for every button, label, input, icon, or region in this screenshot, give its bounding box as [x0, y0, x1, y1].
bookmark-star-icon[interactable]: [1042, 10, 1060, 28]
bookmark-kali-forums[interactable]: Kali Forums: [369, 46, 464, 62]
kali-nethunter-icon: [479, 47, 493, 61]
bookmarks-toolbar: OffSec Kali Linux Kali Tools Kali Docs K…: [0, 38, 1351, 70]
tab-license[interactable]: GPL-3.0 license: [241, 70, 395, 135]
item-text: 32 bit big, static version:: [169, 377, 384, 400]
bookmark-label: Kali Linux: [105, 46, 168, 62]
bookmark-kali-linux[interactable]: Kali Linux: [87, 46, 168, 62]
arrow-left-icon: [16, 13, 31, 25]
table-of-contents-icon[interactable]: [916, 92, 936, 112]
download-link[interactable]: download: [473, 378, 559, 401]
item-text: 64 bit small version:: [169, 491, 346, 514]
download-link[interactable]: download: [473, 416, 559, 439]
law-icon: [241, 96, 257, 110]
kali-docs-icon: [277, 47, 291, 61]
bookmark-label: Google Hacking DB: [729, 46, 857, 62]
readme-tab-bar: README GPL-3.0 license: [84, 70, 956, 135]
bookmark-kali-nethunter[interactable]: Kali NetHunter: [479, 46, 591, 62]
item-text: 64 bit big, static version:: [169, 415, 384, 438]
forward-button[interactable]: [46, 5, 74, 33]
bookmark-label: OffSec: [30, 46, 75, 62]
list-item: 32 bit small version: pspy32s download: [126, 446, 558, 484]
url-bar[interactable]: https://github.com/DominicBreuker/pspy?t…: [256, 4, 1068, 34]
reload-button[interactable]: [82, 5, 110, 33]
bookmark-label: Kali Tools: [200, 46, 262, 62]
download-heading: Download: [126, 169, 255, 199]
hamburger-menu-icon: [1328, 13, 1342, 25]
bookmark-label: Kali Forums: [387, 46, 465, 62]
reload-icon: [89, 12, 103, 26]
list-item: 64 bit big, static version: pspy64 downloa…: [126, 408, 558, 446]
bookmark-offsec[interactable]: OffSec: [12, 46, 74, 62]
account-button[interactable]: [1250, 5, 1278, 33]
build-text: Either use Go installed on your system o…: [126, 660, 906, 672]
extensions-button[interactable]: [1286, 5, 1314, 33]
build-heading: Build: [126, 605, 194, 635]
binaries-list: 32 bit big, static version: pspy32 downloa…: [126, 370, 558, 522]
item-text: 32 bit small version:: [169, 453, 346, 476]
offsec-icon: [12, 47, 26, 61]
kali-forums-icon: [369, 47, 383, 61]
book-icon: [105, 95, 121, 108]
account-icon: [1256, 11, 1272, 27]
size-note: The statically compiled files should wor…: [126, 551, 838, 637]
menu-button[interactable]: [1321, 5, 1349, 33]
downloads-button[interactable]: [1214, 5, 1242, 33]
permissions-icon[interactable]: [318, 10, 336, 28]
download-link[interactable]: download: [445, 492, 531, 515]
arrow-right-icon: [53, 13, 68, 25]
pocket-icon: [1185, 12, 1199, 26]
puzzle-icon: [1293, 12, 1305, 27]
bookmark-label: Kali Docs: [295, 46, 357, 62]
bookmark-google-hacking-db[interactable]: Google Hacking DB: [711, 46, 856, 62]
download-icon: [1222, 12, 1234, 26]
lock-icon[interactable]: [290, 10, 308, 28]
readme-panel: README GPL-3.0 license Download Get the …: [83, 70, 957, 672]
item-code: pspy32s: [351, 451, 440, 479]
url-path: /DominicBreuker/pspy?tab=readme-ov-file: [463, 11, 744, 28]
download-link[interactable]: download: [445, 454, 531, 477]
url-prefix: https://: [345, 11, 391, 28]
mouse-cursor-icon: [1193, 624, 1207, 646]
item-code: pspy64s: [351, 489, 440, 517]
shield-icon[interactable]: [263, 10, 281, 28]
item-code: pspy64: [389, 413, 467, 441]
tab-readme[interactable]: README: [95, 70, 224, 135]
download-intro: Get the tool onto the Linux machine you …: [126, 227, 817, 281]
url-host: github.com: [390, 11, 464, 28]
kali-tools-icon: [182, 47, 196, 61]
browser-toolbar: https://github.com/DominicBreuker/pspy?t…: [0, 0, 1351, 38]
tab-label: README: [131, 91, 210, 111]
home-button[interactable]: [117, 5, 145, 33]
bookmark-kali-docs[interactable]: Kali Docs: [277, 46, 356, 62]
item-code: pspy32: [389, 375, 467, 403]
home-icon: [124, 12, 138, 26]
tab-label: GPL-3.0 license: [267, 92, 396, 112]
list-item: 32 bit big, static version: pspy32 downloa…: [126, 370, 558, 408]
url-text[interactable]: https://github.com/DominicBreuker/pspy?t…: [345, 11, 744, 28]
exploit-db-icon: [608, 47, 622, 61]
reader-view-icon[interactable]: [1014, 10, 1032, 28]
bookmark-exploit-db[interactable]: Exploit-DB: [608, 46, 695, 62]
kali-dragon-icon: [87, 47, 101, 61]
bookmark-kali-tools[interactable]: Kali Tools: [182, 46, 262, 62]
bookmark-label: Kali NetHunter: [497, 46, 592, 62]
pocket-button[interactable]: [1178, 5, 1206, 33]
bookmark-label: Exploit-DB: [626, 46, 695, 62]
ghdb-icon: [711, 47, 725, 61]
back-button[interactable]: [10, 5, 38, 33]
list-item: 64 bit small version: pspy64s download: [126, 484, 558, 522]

------------------------------------------------

◆ YOUR INSTRUCTIONS
Rewrite these lines, swapping "list-item" for "list-row" wherever it occurs and leaving everything else unchanged.

◆ FULL ANSWER
for every button, label, input, icon, or region in this screenshot, give its bounding box as [x0, y0, x1, y1].
bookmark-star-icon[interactable]: [1042, 10, 1060, 28]
bookmark-kali-forums[interactable]: Kali Forums: [369, 46, 464, 62]
kali-nethunter-icon: [479, 47, 493, 61]
bookmarks-toolbar: OffSec Kali Linux Kali Tools Kali Docs K…: [0, 38, 1351, 70]
tab-license[interactable]: GPL-3.0 license: [241, 70, 395, 135]
item-text: 32 bit big, static version:: [169, 377, 384, 400]
bookmark-label: Kali Linux: [105, 46, 168, 62]
bookmark-kali-linux[interactable]: Kali Linux: [87, 46, 168, 62]
arrow-left-icon: [16, 13, 31, 25]
table-of-contents-icon[interactable]: [916, 92, 936, 112]
download-link[interactable]: download: [473, 378, 559, 401]
item-text: 64 bit small version:: [169, 491, 346, 514]
download-link[interactable]: download: [473, 416, 559, 439]
law-icon: [241, 96, 257, 110]
kali-docs-icon: [277, 47, 291, 61]
bookmark-label: Google Hacking DB: [729, 46, 857, 62]
readme-tab-bar: README GPL-3.0 license: [84, 70, 956, 135]
bookmark-kali-nethunter[interactable]: Kali NetHunter: [479, 46, 591, 62]
item-text: 64 bit big, static version:: [169, 415, 384, 438]
forward-button[interactable]: [46, 5, 74, 33]
bookmark-label: OffSec: [30, 46, 75, 62]
list-row: 32 bit small version: pspy32s download: [126, 446, 558, 484]
url-bar[interactable]: https://github.com/DominicBreuker/pspy?t…: [256, 4, 1068, 34]
reload-button[interactable]: [82, 5, 110, 33]
bookmark-label: Kali Tools: [200, 46, 262, 62]
download-heading: Download: [126, 169, 255, 199]
hamburger-menu-icon: [1328, 13, 1342, 25]
bookmark-label: Kali Forums: [387, 46, 465, 62]
reload-icon: [89, 12, 103, 26]
list-row: 64 bit big, static version: pspy64 downloa…: [126, 408, 558, 446]
bookmark-offsec[interactable]: OffSec: [12, 46, 74, 62]
account-button[interactable]: [1250, 5, 1278, 33]
build-text: Either use Go installed on your system o…: [126, 660, 906, 672]
extensions-button[interactable]: [1286, 5, 1314, 33]
build-heading: Build: [126, 605, 194, 635]
binaries-list: 32 bit big, static version: pspy32 downloa…: [126, 370, 558, 522]
item-text: 32 bit small version:: [169, 453, 346, 476]
offsec-icon: [12, 47, 26, 61]
kali-forums-icon: [369, 47, 383, 61]
book-icon: [105, 95, 121, 108]
account-icon: [1256, 11, 1272, 27]
size-note: The statically compiled files should wor…: [126, 551, 838, 637]
menu-button[interactable]: [1321, 5, 1349, 33]
downloads-button[interactable]: [1214, 5, 1242, 33]
permissions-icon[interactable]: [318, 10, 336, 28]
download-link[interactable]: download: [445, 492, 531, 515]
arrow-right-icon: [53, 13, 68, 25]
pocket-icon: [1185, 12, 1199, 26]
puzzle-icon: [1293, 12, 1305, 27]
bookmark-label: Kali Docs: [295, 46, 357, 62]
bookmark-google-hacking-db[interactable]: Google Hacking DB: [711, 46, 856, 62]
download-icon: [1222, 12, 1234, 26]
lock-icon[interactable]: [290, 10, 308, 28]
readme-panel: README GPL-3.0 license Download Get the …: [83, 70, 957, 672]
item-code: pspy32s: [351, 451, 440, 479]
url-path: /DominicBreuker/pspy?tab=readme-ov-file: [463, 11, 744, 28]
download-link[interactable]: download: [445, 454, 531, 477]
url-prefix: https://: [345, 11, 391, 28]
mouse-cursor-icon: [1193, 624, 1207, 646]
item-code: pspy64s: [351, 489, 440, 517]
shield-icon[interactable]: [263, 10, 281, 28]
item-code: pspy64: [389, 413, 467, 441]
tab-readme[interactable]: README: [95, 70, 224, 135]
download-intro: Get the tool onto the Linux machine you …: [126, 227, 817, 281]
url-host: github.com: [390, 11, 464, 28]
kali-tools-icon: [182, 47, 196, 61]
browser-toolbar: https://github.com/DominicBreuker/pspy?t…: [0, 0, 1351, 38]
tab-label: README: [131, 91, 210, 111]
home-button[interactable]: [117, 5, 145, 33]
bookmark-kali-docs[interactable]: Kali Docs: [277, 46, 356, 62]
item-code: pspy32: [389, 375, 467, 403]
home-icon: [124, 12, 138, 26]
tab-label: GPL-3.0 license: [267, 92, 396, 112]
list-row: 32 bit big, static version: pspy32 downloa…: [126, 370, 558, 408]
url-text[interactable]: https://github.com/DominicBreuker/pspy?t…: [345, 11, 744, 28]
exploit-db-icon: [608, 47, 622, 61]
reader-view-icon[interactable]: [1014, 10, 1032, 28]
bookmark-exploit-db[interactable]: Exploit-DB: [608, 46, 695, 62]
kali-dragon-icon: [87, 47, 101, 61]
bookmark-kali-tools[interactable]: Kali Tools: [182, 46, 262, 62]
bookmark-label: Kali NetHunter: [497, 46, 592, 62]
pocket-button[interactable]: [1178, 5, 1206, 33]
bookmark-label: Exploit-DB: [626, 46, 695, 62]
ghdb-icon: [711, 47, 725, 61]
back-button[interactable]: [10, 5, 38, 33]
list-row: 64 bit small version: pspy64s download: [126, 484, 558, 522]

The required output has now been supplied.